(Figure contents as structured data)
-- start --

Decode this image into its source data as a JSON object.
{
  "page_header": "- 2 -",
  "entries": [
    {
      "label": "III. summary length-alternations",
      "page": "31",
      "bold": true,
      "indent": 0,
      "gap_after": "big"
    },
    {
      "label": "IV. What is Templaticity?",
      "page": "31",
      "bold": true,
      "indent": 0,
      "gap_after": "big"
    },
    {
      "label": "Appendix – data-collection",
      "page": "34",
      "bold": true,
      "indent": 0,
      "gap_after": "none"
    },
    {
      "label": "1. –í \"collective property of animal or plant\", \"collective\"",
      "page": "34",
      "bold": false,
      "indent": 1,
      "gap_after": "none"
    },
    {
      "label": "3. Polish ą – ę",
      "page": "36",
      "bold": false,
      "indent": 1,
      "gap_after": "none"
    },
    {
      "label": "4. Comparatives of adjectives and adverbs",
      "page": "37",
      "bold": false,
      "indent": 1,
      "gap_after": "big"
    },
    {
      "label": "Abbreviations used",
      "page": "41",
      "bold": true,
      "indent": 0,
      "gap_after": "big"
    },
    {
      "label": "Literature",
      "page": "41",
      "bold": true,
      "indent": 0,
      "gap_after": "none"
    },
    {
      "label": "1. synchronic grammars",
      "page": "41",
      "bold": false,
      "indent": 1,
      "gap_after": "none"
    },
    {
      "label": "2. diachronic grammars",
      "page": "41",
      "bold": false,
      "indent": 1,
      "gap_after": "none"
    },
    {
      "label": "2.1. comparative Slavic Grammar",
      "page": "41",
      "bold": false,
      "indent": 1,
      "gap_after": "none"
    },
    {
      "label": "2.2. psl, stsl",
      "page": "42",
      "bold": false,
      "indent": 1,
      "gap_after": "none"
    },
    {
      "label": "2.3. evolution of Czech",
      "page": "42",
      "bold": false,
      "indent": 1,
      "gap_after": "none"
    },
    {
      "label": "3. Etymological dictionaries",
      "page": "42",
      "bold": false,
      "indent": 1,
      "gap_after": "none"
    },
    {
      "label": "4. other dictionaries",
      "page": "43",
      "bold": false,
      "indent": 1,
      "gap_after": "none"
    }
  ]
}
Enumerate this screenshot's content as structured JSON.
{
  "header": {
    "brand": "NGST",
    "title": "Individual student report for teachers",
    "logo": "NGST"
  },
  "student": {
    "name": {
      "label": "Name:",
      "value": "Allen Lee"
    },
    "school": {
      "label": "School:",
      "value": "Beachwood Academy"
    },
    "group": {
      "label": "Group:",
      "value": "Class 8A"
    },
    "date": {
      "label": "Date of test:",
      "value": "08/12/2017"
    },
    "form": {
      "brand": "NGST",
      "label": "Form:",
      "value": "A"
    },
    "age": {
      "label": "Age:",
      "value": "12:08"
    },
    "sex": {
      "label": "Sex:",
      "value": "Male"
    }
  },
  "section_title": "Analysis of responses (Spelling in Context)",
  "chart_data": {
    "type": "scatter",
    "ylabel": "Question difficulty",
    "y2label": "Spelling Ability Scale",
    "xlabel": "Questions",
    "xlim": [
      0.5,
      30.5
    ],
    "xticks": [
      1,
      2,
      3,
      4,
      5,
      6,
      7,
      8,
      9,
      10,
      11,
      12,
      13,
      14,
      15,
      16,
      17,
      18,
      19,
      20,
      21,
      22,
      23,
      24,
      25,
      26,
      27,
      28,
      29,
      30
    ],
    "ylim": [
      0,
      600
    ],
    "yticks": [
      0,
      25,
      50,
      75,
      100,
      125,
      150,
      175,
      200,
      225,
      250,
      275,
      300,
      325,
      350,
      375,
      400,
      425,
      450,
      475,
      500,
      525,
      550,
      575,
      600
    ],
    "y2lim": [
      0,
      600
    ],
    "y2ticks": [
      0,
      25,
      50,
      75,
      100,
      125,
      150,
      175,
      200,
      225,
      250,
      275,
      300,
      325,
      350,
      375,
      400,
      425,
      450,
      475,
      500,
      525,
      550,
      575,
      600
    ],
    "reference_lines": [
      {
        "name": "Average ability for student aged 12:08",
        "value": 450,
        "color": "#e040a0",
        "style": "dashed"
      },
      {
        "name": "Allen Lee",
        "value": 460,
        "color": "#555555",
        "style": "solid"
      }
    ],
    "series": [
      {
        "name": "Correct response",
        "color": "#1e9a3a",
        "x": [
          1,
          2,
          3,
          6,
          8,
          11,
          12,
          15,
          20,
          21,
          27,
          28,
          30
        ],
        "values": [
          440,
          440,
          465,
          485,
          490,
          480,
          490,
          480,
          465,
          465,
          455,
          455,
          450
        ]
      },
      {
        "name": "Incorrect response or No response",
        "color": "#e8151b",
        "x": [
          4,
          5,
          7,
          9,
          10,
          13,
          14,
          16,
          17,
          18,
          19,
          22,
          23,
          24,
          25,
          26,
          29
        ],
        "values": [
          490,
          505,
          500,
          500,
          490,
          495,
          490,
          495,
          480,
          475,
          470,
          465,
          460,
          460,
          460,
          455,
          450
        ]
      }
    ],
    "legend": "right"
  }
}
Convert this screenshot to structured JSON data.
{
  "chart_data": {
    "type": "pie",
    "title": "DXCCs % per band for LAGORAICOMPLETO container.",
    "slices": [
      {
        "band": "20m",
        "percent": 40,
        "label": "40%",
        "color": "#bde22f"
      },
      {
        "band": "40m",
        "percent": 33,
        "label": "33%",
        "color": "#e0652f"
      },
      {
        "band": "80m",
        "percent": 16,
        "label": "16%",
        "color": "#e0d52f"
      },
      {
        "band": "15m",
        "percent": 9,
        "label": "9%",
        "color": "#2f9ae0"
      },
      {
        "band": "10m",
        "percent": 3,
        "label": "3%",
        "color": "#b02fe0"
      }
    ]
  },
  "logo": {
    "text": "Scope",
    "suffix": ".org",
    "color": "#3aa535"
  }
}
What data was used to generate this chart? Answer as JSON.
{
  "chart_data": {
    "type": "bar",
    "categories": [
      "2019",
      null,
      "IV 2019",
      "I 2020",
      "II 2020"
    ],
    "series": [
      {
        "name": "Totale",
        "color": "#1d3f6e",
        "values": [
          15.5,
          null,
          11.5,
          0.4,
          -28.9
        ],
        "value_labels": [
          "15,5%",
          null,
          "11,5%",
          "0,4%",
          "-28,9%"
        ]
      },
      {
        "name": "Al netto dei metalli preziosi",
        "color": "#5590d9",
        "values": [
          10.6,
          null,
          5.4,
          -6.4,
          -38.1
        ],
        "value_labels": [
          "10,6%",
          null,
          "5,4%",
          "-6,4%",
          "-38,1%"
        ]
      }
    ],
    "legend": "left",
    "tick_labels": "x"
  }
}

-- end --

Task statement:
What are the lines from the one with "What data was" through the last line of the records above? Quote them exactly and add nothing.

Output:
What data was used to generate this chart? Answer as JSON.
{
  "chart_data": {
    "type": "bar",
    "categories": [
      "2019",
      null,
      "IV 2019",
      "I 2020",
      "II 2020"
    ],
    "series": [
      {
        "name": "Totale",
        "color": "#1d3f6e",
        "values": [
          15.5,
          null,
          11.5,
          0.4,
          -28.9
        ],
        "value_labels": [
          "15,5%",
          null,
          "11,5%",
          "0,4%",
          "-28,9%"
        ]
      },
      {
        "name": "Al netto dei metalli preziosi",
        "color": "#5590d9",
        "values": [
          10.6,
          null,
          5.4,
          -6.4,
          -38.1
        ],
        "value_labels": [
          "10,6%",
          null,
          "5,4%",
          "-6,4%",
          "-38,1%"
        ]
      }
    ],
    "legend": "left",
    "tick_labels": "x"
  }
}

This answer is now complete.